To be done »
• 1. Copy the entries verbatim from their first line up to and including the line that contains "bar-value-label: 209.5 [461, 194, 501, 210]".
• 2. Write what comes next in the piece on the Iraq war and drones, starting after its last sentence.

Passage to read »
....
America apparently now has relentless see-through-walls flying terminator drones

September 12th, 2008

Discussing the Iraq war risks a quick descent into rigid political beliefs or even a rapid loss of interest. As Major General Fox Connor (bio) once stated, large democracies tend to tire of war quickly.  The wars in Iraq and Afghanistan have been going on for a long time, longer even than World War II, and there is a strong desire to be done with them, to even stop thinking about them.  Yet it is worth considering what is happening in Iraq, because there are changes occurring there that are reshaping the world forever.  While many are aware that how Iraq turns out will have tremendous effects on the world, there’s far less attention on how new techniques learned in Iraq by the military could have a profound impact on the nature of power on the battlefield and off of it.


Here’s what has happened in Iraq:
Iraqi civilian deaths have declined significantly:

As have American casualties in Iraq:

These happy results are because attacks by the enemy have declined significantly:


Why?
There appear to be a number of reasons, working in concert:

  1. In January 2007, President George W. Bush decided to add an additional 30,000 troops to Iraq.  (Interestingly, McCain had urged an increase in troops since late 2003).  This was a reversal of an earlier strategy to train the Iraqi military, hand over responsibility to them, and withdraw American forces swiftly.
  2. General Petraeus was put in charge of American military forces in Iraq.  He instituted new counter insurgency methods.  Petraeus moved American forces out of large secluded military bases, and into smaller joint security stations in Baghdad neighborhoods where there was more direct and continuous relationships with the Iraqi people.  He improved security along Iran and Syrian borders.  He set up groups of armed neighborhood Iraqi watch groups that patroled their communities and provided intelligence to U.S. and Iraqi forces.
  3. After a gun fight with Iraqi forces in the holy city of Karbala, Moqtada al-Sadr decided to rein in his Mahdi Army, which had grown in unpopularity due to its criminality.
  4. Iraqi forces continued to be trained and deployed in large numbers.
  5. The Sunni minority grew to hate al-Qaeda’s brutal tactics and rules, and up in the “Awakening.”  Tens of thousands of Sunnis, many of whom had been insurgents, decided to sign up with the U.S. forces.
....
Data section »

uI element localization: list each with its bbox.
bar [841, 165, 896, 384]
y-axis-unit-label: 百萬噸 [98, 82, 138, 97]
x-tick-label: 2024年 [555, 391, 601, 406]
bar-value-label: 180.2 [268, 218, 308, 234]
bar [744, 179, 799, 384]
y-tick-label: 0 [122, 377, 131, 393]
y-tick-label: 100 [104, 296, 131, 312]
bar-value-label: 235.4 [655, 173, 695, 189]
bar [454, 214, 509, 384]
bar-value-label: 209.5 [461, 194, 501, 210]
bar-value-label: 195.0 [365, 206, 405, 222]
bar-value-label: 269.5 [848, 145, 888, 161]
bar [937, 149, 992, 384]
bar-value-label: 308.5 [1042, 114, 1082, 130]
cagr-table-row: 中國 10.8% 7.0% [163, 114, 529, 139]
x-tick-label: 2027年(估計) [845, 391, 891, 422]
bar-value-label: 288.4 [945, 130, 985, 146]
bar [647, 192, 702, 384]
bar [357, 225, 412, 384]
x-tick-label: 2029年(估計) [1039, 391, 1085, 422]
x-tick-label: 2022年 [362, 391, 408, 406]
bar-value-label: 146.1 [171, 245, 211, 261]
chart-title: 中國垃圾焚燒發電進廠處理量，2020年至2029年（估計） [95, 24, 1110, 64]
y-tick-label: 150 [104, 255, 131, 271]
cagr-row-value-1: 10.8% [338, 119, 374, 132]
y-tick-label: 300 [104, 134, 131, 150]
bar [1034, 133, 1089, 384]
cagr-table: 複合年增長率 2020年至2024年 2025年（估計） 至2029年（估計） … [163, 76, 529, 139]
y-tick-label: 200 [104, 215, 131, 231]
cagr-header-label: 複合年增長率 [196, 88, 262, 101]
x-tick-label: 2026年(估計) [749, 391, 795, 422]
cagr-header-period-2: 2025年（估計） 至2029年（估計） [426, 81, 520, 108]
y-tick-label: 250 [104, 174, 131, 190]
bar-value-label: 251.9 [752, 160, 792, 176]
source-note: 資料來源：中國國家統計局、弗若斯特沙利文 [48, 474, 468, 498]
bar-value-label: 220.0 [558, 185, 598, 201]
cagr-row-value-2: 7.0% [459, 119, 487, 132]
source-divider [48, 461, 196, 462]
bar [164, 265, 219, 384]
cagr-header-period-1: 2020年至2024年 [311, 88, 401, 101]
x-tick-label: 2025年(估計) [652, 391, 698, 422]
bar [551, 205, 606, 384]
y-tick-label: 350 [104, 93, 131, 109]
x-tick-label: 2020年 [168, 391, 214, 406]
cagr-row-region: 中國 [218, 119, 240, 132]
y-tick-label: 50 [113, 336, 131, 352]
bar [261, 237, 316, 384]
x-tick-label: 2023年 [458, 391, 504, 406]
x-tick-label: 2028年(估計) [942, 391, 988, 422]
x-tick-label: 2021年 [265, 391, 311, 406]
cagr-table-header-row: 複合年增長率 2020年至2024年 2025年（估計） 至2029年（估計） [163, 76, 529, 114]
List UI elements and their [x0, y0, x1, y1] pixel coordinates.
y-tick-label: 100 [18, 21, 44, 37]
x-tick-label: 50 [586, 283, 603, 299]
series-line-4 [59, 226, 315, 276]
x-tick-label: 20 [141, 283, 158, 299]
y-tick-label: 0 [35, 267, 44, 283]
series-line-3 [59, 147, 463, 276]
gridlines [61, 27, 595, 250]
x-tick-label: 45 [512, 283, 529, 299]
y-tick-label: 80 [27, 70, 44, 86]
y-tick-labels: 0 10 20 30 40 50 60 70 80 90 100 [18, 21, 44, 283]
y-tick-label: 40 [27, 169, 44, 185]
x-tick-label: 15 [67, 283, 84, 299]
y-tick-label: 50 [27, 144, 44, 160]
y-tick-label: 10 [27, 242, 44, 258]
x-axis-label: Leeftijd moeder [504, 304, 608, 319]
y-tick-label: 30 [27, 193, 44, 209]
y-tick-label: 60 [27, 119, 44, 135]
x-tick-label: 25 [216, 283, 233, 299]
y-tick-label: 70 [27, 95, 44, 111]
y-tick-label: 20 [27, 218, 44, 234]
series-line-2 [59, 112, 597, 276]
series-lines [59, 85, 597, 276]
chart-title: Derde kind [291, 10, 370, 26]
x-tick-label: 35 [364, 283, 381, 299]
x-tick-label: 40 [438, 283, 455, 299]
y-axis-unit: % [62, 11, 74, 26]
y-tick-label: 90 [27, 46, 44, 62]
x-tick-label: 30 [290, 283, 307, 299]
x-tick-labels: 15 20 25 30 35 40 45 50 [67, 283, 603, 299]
....
Response list »
• 1.
uI element localization: list each with its bbox.
bar [841, 165, 896, 384]
y-axis-unit-label: 百萬噸 [98, 82, 138, 97]
x-tick-label: 2024年 [555, 391, 601, 406]
bar-value-label: 180.2 [268, 218, 308, 234]
bar [744, 179, 799, 384]
y-tick-label: 0 [122, 377, 131, 393]
y-tick-label: 100 [104, 296, 131, 312]
bar-value-label: 235.4 [655, 173, 695, 189]
bar [454, 214, 509, 384]
bar-value-label: 209.5 [461, 194, 501, 210]

• 2.
  6. Iraqi Prime Minister Nouri al-Maliki removed 1,400 Shia from the ministry of interior for sectarian actions, showing to some Sunnis that a Shia prime minister could act in their interest.
  7. Covert operations gained considerably in lethality.  Lt. Gen. Stanley McChrystal, the commander of the Joint Special Operations Command (JSOC) responsible for hunting al-Qaeda in Iraq, employed what he
    called “collaborative warfare,” using every tool available simultaneously, from signal intercepts to human intelligence and other methods, that allowed lightning-quick and sometimes concurrent
    operations.

This last item, the increased lethality of covert operations, requires further explanation. The investigative reporter Bob Woodward (wikipedia) states (google news) that America has developed secret capabilities “to locate, target and kill key individuals in groups such as al-Qaeda in Iraq, the Sunni insurgency and renegade Shia militias, or so-called special groups.  The operations incorporated some of the most highly classified techniques and information in the U.S. government.”

Woodward further states that new technology came online in the spring of 2007, states “It is a wonderful example of American ingenuity solving a problem in war, as we often have,” says it accounted “for a good portion” in the drop in violence, and says “I would compare it to the Manhattan Project in World War II.  It’s a ski slope right down in a matter of months, cutting the violence in half.  This isn’t going to happen with the bunch of joint security stations or surge.”

He refused to divulge more about the covert operations, stating just that “The enemy has a heads up because they’ve been getting wiped out and a lot of them have been killed.  It’s not news to them.  If you were a member of al-Qaeda or the resistance or some extremist militia, you would be wise to get your rear end out of town.  It is very dangerous.”

National security adviser Stephen Hadley responded to Woodward’s reporting by stating “It was the surge that provided more resources and security context to support newly developed techniques and operations.”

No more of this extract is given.